[Data records]
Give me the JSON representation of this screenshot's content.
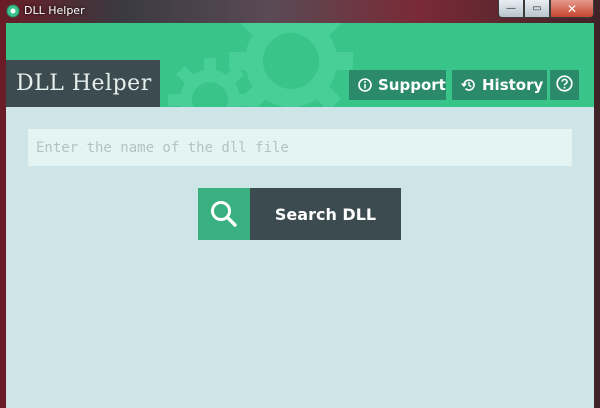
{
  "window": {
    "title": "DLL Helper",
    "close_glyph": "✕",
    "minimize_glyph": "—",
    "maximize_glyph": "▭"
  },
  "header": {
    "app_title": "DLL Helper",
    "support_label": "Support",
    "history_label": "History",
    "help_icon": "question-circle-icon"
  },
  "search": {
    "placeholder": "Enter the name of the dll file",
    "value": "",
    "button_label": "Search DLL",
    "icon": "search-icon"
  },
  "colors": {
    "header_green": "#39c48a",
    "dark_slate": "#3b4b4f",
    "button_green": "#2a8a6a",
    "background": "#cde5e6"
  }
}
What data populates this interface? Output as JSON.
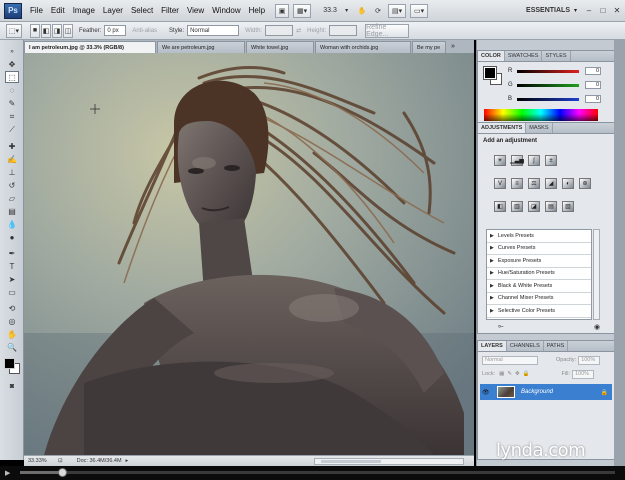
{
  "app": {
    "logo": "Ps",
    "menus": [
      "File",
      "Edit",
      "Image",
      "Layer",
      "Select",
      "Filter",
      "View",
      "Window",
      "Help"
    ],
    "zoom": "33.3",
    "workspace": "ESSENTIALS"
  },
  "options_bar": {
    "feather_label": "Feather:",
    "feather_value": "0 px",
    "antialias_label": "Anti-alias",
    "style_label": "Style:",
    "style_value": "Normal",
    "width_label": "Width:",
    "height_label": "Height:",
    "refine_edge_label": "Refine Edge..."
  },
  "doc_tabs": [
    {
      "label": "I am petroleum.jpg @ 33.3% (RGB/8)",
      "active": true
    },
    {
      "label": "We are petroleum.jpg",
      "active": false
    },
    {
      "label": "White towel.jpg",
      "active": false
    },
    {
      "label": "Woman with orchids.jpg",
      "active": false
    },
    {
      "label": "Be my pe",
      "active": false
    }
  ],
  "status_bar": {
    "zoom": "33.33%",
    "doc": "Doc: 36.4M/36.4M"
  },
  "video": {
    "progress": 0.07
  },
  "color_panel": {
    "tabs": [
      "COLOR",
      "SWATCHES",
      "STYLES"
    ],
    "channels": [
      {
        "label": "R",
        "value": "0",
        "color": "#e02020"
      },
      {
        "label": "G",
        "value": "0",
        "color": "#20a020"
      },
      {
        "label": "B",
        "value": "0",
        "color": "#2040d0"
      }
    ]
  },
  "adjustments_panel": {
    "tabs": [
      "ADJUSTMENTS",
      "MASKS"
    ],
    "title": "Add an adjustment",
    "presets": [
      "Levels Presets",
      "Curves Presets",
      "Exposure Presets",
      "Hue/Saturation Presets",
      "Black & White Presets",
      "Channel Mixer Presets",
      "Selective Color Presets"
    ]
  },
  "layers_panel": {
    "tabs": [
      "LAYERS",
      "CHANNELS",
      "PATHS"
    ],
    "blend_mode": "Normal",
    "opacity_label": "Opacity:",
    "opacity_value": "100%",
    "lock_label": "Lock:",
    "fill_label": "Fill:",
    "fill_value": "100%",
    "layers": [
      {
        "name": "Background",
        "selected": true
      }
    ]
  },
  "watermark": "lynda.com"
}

[Exercise brief]
Except for the pictures, reproduce every line exactly.

[Written answer]
Give me the JSON representation of this screenshot's content.
{
  "window": {
    "title": "DLL Helper",
    "close_glyph": "✕",
    "minimize_glyph": "—",
    "maximize_glyph": "▭"
  },
  "header": {
    "app_title": "DLL Helper",
    "support_label": "Support",
    "history_label": "History",
    "help_icon": "question-circle-icon"
  },
  "search": {
    "placeholder": "Enter the name of the dll file",
    "value": "",
    "button_label": "Search DLL",
    "icon": "search-icon"
  },
  "colors": {
    "header_green": "#39c48a",
    "dark_slate": "#3b4b4f",
    "button_green": "#2a8a6a",
    "background": "#cde5e6"
  }
}
What data populates this interface? Output as JSON.
{
  "app": {
    "logo": "Ps",
    "menus": [
      "File",
      "Edit",
      "Image",
      "Layer",
      "Select",
      "Filter",
      "View",
      "Window",
      "Help"
    ],
    "zoom": "33.3",
    "workspace": "ESSENTIALS"
  },
  "options_bar": {
    "feather_label": "Feather:",
    "feather_value": "0 px",
    "antialias_label": "Anti-alias",
    "style_label": "Style:",
    "style_value": "Normal",
    "width_label": "Width:",
    "height_label": "Height:",
    "refine_edge_label": "Refine Edge..."
  },
  "doc_tabs": [
    {
      "label": "I am petroleum.jpg @ 33.3% (RGB/8)",
      "active": true
    },
    {
      "label": "We are petroleum.jpg",
      "active": false
    },
    {
      "label": "White towel.jpg",
      "active": false
    },
    {
      "label": "Woman with orchids.jpg",
      "active": false
    },
    {
      "label": "Be my pe",
      "active": false
    }
  ],
  "status_bar": {
    "zoom": "33.33%",
    "doc": "Doc: 36.4M/36.4M"
  },
  "video": {
    "progress": 0.07
  },
  "color_panel": {
    "tabs": [
      "COLOR",
      "SWATCHES",
      "STYLES"
    ],
    "channels": [
      {
        "label": "R",
        "value": "0",
        "color": "#e02020"
      },
      {
        "label": "G",
        "value": "0",
        "color": "#20a020"
      },
      {
        "label": "B",
        "value": "0",
        "color": "#2040d0"
      }
    ]
  },
  "adjustments_panel": {
    "tabs": [
      "ADJUSTMENTS",
      "MASKS"
    ],
    "title": "Add an adjustment",
    "presets": [
      "Levels Presets",
      "Curves Presets",
      "Exposure Presets",
      "Hue/Saturation Presets",
      "Black & White Presets",
      "Channel Mixer Presets",
      "Selective Color Presets"
    ]
  },
  "layers_panel": {
    "tabs": [
      "LAYERS",
      "CHANNELS",
      "PATHS"
    ],
    "blend_mode": "Normal",
    "opacity_label": "Opacity:",
    "opacity_value": "100%",
    "lock_label": "Lock:",
    "fill_label": "Fill:",
    "fill_value": "100%",
    "layers": [
      {
        "name": "Background",
        "selected": true
      }
    ]
  },
  "watermark": "lynda.com"
}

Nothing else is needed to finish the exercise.